(DATA EXCERPTS):
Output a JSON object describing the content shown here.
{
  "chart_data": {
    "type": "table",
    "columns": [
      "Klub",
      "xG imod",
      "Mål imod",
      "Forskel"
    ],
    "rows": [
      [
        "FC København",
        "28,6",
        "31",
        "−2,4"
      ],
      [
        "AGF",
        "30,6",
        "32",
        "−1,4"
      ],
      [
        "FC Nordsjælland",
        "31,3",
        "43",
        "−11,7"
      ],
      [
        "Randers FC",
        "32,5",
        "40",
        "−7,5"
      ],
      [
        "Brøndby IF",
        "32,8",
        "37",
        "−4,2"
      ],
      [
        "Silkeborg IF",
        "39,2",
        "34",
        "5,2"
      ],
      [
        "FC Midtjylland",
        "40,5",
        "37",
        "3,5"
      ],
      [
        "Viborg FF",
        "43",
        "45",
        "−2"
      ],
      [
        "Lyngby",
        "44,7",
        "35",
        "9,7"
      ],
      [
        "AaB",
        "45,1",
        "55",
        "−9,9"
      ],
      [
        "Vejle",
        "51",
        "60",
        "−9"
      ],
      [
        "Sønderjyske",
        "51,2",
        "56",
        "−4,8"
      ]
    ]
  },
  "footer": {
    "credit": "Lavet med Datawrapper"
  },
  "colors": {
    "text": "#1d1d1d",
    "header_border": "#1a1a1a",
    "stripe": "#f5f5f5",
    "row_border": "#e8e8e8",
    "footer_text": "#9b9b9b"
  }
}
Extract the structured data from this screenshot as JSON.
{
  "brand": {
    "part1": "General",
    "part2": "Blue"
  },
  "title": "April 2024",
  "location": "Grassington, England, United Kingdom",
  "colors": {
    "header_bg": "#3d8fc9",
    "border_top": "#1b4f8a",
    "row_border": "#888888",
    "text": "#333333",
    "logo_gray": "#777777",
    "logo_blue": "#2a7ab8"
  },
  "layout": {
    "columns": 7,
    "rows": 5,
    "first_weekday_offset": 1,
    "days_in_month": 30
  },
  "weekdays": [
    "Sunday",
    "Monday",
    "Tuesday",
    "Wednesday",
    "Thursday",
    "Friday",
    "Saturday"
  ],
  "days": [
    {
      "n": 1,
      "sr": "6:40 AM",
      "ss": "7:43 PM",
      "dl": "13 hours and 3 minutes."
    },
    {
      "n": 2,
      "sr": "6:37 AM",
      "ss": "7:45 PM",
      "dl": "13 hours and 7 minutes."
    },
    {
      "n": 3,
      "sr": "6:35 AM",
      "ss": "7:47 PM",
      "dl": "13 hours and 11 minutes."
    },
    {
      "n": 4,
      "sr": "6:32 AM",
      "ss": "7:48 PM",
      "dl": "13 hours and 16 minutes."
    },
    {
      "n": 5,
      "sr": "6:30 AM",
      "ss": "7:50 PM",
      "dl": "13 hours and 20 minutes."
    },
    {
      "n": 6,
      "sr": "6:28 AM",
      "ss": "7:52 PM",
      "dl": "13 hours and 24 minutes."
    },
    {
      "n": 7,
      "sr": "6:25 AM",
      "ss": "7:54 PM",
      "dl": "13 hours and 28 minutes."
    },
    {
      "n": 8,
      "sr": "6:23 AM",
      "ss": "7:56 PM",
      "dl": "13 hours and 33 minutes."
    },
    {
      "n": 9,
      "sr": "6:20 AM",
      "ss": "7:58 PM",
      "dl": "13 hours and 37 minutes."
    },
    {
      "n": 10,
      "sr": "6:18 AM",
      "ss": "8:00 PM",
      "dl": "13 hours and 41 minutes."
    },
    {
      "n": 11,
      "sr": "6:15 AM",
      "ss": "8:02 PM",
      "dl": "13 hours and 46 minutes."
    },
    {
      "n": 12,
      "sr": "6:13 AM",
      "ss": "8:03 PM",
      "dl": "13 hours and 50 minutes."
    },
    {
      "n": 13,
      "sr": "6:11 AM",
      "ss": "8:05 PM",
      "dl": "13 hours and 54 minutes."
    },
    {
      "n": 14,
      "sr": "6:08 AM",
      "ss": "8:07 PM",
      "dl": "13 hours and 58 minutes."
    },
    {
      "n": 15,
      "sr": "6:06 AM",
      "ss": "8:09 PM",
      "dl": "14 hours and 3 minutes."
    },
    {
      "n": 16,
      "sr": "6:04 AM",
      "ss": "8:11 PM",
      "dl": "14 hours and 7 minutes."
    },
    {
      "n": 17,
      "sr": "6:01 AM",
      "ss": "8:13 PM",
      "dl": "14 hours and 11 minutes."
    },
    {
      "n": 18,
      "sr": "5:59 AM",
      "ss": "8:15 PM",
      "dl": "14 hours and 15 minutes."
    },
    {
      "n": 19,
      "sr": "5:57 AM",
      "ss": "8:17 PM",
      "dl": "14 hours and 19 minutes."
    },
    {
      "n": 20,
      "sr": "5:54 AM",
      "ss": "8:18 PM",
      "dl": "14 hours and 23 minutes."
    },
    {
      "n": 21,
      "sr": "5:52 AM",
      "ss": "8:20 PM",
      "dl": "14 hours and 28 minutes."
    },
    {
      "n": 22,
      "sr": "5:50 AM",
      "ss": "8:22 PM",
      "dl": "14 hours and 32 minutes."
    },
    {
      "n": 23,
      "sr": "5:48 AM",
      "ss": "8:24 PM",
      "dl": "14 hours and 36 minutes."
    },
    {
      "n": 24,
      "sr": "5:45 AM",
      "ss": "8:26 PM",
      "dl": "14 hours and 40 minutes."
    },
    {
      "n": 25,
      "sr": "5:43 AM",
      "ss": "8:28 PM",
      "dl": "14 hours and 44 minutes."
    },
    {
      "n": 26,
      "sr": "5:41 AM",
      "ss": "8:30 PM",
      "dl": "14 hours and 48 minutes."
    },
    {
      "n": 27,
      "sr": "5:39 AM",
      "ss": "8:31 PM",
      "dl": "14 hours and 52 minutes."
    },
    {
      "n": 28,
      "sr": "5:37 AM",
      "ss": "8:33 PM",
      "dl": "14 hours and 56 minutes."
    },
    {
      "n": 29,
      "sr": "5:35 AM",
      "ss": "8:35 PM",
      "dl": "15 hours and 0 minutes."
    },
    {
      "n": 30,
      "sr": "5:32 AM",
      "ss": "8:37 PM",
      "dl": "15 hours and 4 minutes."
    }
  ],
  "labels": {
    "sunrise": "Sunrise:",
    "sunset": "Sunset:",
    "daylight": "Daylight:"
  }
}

(THE EXERCISE): Extract the whole listing, character for character.

(REPLY TO THE EXERCISE):
Output a JSON object describing the content shown here.
{
  "chart_data": {
    "type": "table",
    "columns": [
      "Klub",
      "xG imod",
      "Mål imod",
      "Forskel"
    ],
    "rows": [
      [
        "FC København",
        "28,6",
        "31",
        "−2,4"
      ],
      [
        "AGF",
        "30,6",
        "32",
        "−1,4"
      ],
      [
        "FC Nordsjælland",
        "31,3",
        "43",
        "−11,7"
      ],
      [
        "Randers FC",
        "32,5",
        "40",
        "−7,5"
      ],
      [
        "Brøndby IF",
        "32,8",
        "37",
        "−4,2"
      ],
      [
        "Silkeborg IF",
        "39,2",
        "34",
        "5,2"
      ],
      [
        "FC Midtjylland",
        "40,5",
        "37",
        "3,5"
      ],
      [
        "Viborg FF",
        "43",
        "45",
        "−2"
      ],
      [
        "Lyngby",
        "44,7",
        "35",
        "9,7"
      ],
      [
        "AaB",
        "45,1",
        "55",
        "−9,9"
      ],
      [
        "Vejle",
        "51",
        "60",
        "−9"
      ],
      [
        "Sønderjyske",
        "51,2",
        "56",
        "−4,8"
      ]
    ]
  },
  "footer": {
    "credit": "Lavet med Datawrapper"
  },
  "colors": {
    "text": "#1d1d1d",
    "header_border": "#1a1a1a",
    "stripe": "#f5f5f5",
    "row_border": "#e8e8e8",
    "footer_text": "#9b9b9b"
  }
}
Extract the structured data from this screenshot as JSON.
{
  "brand": {
    "part1": "General",
    "part2": "Blue"
  },
  "title": "April 2024",
  "location": "Grassington, England, United Kingdom",
  "colors": {
    "header_bg": "#3d8fc9",
    "border_top": "#1b4f8a",
    "row_border": "#888888",
    "text": "#333333",
    "logo_gray": "#777777",
    "logo_blue": "#2a7ab8"
  },
  "layout": {
    "columns": 7,
    "rows": 5,
    "first_weekday_offset": 1,
    "days_in_month": 30
  },
  "weekdays": [
    "Sunday",
    "Monday",
    "Tuesday",
    "Wednesday",
    "Thursday",
    "Friday",
    "Saturday"
  ],
  "days": [
    {
      "n": 1,
      "sr": "6:40 AM",
      "ss": "7:43 PM",
      "dl": "13 hours and 3 minutes."
    },
    {
      "n": 2,
      "sr": "6:37 AM",
      "ss": "7:45 PM",
      "dl": "13 hours and 7 minutes."
    },
    {
      "n": 3,
      "sr": "6:35 AM",
      "ss": "7:47 PM",
      "dl": "13 hours and 11 minutes."
    },
    {
      "n": 4,
      "sr": "6:32 AM",
      "ss": "7:48 PM",
      "dl": "13 hours and 16 minutes."
    },
    {
      "n": 5,
      "sr": "6:30 AM",
      "ss": "7:50 PM",
      "dl": "13 hours and 20 minutes."
    },
    {
      "n": 6,
      "sr": "6:28 AM",
      "ss": "7:52 PM",
      "dl": "13 hours and 24 minutes."
    },
    {
      "n": 7,
      "sr": "6:25 AM",
      "ss": "7:54 PM",
      "dl": "13 hours and 28 minutes."
    },
    {
      "n": 8,
      "sr": "6:23 AM",
      "ss": "7:56 PM",
      "dl": "13 hours and 33 minutes."
    },
    {
      "n": 9,
      "sr": "6:20 AM",
      "ss": "7:58 PM",
      "dl": "13 hours and 37 minutes."
    },
    {
      "n": 10,
      "sr": "6:18 AM",
      "ss": "8:00 PM",
      "dl": "13 hours and 41 minutes."
    },
    {
      "n": 11,
      "sr": "6:15 AM",
      "ss": "8:02 PM",
      "dl": "13 hours and 46 minutes."
    },
    {
      "n": 12,
      "sr": "6:13 AM",
      "ss": "8:03 PM",
      "dl": "13 hours and 50 minutes."
    },
    {
      "n": 13,
      "sr": "6:11 AM",
      "ss": "8:05 PM",
      "dl": "13 hours and 54 minutes."
    },
    {
      "n": 14,
      "sr": "6:08 AM",
      "ss": "8:07 PM",
      "dl": "13 hours and 58 minutes."
    },
    {
      "n": 15,
      "sr": "6:06 AM",
      "ss": "8:09 PM",
      "dl": "14 hours and 3 minutes."
    },
    {
      "n": 16,
      "sr": "6:04 AM",
      "ss": "8:11 PM",
      "dl": "14 hours and 7 minutes."
    },
    {
      "n": 17,
      "sr": "6:01 AM",
      "ss": "8:13 PM",
      "dl": "14 hours and 11 minutes."
    },
    {
      "n": 18,
      "sr": "5:59 AM",
      "ss": "8:15 PM",
      "dl": "14 hours and 15 minutes."
    },
    {
      "n": 19,
      "sr": "5:57 AM",
      "ss": "8:17 PM",
      "dl": "14 hours and 19 minutes."
    },
    {
      "n": 20,
      "sr": "5:54 AM",
      "ss": "8:18 PM",
      "dl": "14 hours and 23 minutes."
    },
    {
      "n": 21,
      "sr": "5:52 AM",
      "ss": "8:20 PM",
      "dl": "14 hours and 28 minutes."
    },
    {
      "n": 22,
      "sr": "5:50 AM",
      "ss": "8:22 PM",
      "dl": "14 hours and 32 minutes."
    },
    {
      "n": 23,
      "sr": "5:48 AM",
      "ss": "8:24 PM",
      "dl": "14 hours and 36 minutes."
    },
    {
      "n": 24,
      "sr": "5:45 AM",
      "ss": "8:26 PM",
      "dl": "14 hours and 40 minutes."
    },
    {
      "n": 25,
      "sr": "5:43 AM",
      "ss": "8:28 PM",
      "dl": "14 hours and 44 minutes."
    },
    {
      "n": 26,
      "sr": "5:41 AM",
      "ss": "8:30 PM",
      "dl": "14 hours and 48 minutes."
    },
    {
      "n": 27,
      "sr": "5:39 AM",
      "ss": "8:31 PM",
      "dl": "14 hours and 52 minutes."
    },
    {
      "n": 28,
      "sr": "5:37 AM",
      "ss": "8:33 PM",
      "dl": "14 hours and 56 minutes."
    },
    {
      "n": 29,
      "sr": "5:35 AM",
      "ss": "8:35 PM",
      "dl": "15 hours and 0 minutes."
    },
    {
      "n": 30,
      "sr": "5:32 AM",
      "ss": "8:37 PM",
      "dl": "15 hours and 4 minutes."
    }
  ],
  "labels": {
    "sunrise": "Sunrise:",
    "sunset": "Sunset:",
    "daylight": "Daylight:"
  }
}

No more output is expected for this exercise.